Bénin : Paysage avant la bataille

Pour succéder à Boni Yayi, une quarantaine de candidats se sont déclarés. Au nombre de ceux-ci, le premier ministre Lionel Zinsou, qui engrange les soutiens les plus inattendus. Les jeux, toutefois, sont largement ouverts.

 

Coup de tonnerre à Cotonou ! Dans la nuit du 12 janvier, date limite de réception des candidatures à la présidentielle du 28 février 2016, le dossier du premier ministre Lionel Zinsou, candidat unique des Forces cauris pour un Bénin émergent (FCBE, coalition au pouvoir), arrive au siège de la Commission électorale nationale autonome (Cena) avec, flanqué sur son logo FCBE, les symboles des deux principaux partis béninois : le Parti du renouveau démocratique (PRD) d’Adrien Hougbédji, vieux routier de la politique nationale aujourd’hui président de l’Assemblée nationale, et la Renaissance du Bénin (RB), parti fondé par l’ex-première dame Rosine Soglo et dirigé par son fils, Léhady Soglo. La surprise est de taille car, jusque-là, ces deux formations politiques n’avaient pas désigné de candidat ni donné de consignes de ralliement. Pour réaliser ce qui venait de se passer, les Béninois ont dû attendre que le chef du gouvernement lance sa phrase : « Je me sens reconnaissant vis-à-vis des FCBE […], je me sens reconnaissant envers les deux partis qui les ont rejoints pour que nous formions une alliance républicaine : le PRD et la RB. » Et, surtout, que les leaders du PRD et de la RB confirment un peu plus tard cette nouvelle alliance inattendue.

> [LIGNES FOURNIES]
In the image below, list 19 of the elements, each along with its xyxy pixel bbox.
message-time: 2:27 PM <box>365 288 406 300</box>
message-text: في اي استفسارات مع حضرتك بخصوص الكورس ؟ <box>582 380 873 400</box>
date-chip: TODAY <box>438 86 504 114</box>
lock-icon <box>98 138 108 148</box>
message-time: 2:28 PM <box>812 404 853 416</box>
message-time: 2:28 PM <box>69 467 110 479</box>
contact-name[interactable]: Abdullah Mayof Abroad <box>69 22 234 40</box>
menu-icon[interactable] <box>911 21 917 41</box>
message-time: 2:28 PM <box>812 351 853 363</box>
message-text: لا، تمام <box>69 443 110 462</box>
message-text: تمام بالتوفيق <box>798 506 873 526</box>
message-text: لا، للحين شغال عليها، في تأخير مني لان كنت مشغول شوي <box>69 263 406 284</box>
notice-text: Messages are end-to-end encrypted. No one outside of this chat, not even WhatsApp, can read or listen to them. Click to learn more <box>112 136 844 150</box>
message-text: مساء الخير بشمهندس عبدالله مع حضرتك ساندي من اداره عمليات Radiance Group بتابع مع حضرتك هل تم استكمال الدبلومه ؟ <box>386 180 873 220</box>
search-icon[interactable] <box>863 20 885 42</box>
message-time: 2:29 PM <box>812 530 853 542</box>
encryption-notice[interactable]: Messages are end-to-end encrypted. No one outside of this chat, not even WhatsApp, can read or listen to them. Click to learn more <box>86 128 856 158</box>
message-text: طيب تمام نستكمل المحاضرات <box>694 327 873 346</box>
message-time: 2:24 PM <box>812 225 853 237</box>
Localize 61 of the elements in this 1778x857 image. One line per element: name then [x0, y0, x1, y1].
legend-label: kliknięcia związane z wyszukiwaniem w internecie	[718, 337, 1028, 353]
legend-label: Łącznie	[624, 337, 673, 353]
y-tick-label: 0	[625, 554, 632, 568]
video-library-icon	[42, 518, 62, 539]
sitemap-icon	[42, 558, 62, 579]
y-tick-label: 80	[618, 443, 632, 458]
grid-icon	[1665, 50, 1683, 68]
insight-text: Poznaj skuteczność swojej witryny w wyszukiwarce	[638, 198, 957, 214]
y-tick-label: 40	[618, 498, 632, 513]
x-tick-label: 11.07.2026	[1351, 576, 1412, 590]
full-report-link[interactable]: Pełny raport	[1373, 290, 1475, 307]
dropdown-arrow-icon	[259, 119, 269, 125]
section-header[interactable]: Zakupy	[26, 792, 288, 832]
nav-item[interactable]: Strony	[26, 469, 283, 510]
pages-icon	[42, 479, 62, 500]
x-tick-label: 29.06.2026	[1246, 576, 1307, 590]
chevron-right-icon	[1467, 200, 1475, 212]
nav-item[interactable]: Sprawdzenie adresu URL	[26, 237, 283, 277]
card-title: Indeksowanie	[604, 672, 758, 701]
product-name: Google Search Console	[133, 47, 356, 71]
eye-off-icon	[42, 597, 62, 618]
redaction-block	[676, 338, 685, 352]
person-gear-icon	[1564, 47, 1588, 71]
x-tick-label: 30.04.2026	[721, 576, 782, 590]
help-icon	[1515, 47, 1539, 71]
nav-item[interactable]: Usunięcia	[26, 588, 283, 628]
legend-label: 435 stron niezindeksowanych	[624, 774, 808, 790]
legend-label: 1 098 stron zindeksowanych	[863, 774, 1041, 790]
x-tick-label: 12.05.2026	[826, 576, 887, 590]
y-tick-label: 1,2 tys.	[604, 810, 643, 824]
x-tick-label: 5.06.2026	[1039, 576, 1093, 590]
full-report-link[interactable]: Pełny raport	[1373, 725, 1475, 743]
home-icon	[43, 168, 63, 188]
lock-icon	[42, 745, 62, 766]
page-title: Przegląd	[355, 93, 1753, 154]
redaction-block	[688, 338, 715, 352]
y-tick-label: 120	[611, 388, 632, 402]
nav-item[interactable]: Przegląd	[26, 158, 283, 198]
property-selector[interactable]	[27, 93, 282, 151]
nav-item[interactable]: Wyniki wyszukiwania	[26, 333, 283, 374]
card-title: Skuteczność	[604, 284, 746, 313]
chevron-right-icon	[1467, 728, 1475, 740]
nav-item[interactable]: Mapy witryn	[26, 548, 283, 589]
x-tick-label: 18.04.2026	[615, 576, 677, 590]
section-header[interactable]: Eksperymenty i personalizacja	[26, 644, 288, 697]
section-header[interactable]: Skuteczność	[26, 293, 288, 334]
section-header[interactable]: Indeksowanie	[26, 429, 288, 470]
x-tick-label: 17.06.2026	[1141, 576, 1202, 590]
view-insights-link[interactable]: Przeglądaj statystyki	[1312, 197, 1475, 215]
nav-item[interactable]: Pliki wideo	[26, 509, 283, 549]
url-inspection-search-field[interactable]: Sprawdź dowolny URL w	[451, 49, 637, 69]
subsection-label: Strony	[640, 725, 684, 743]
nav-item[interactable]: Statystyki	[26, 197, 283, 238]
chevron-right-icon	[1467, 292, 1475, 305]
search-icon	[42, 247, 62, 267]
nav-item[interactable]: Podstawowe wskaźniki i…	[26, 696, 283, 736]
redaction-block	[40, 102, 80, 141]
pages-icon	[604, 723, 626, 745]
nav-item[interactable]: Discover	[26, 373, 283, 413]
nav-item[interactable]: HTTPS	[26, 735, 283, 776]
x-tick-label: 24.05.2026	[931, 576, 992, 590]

> [DÉFI 1] Relevez toutes les personnes désignées par leur nom dans l'extrait sur la présidentielle béninoise.
> [DÉFI 2] Rédigez la suite de l'extrait sur la présidentielle béninoise, à partir de sa dernière phrase.

> [RÉPONSE RÉDIGÉE 1]
- Boni Yayi
- Lionel Zinsou
- Adrien Hougbédji
- Rosine Soglo
- Léhady Soglo

> [RÉPONSE RÉDIGÉE 2]
De l’avis de nombreux observateurs, la nouvelle « alliance républicaine », qui a pu apparaître pour certains comme un attelage contre nature, sonne en réalité le début d’une recomposition du paysage politique, marqué ces deux dernières décennies par des coalitions et retournements de veste improbables. Après s’être autrefois combattus, le PRD et la RB faisaient route ensemble depuis le dernier scrutin, au sein d’une alliance dite « l’Union fait la nation » (UN), opposition virulente au pouvoir de l’actuel président Thomas Boni Yayi. Ces deux partis qui totalisent, selon les analystes, quelque 30 % de l’électorat, rejoignent donc le candidat du parti de Yayi Boni la faveur de la présidentielle de février. Ce faisant, ils créent dans l’opinion, en même temps qu’un électrochoc, une nouvelle dynamique qui peut être payante pour Lionel Zinsou, mais aussi pour la stabilité de l’échiquier politique béninois.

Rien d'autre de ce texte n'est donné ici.